◆ WHAT YOU WILL DO ◆
Look through the material below. Copy each line that contains the string "population".

[Dataset entries on figures]
## Begin

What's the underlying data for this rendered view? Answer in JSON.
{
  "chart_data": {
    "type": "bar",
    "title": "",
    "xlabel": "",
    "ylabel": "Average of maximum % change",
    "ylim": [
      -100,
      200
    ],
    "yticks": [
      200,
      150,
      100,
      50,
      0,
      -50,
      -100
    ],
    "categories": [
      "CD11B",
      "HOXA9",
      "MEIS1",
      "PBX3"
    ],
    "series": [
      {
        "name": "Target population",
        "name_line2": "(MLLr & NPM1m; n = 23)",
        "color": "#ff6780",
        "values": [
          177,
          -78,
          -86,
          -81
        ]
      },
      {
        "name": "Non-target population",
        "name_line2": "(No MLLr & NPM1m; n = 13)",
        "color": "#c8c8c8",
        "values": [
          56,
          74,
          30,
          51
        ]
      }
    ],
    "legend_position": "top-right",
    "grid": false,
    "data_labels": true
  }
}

## End

◆ OUTPUT BELOW ◆
        "name": "Target population",
        "name": "Non-target population",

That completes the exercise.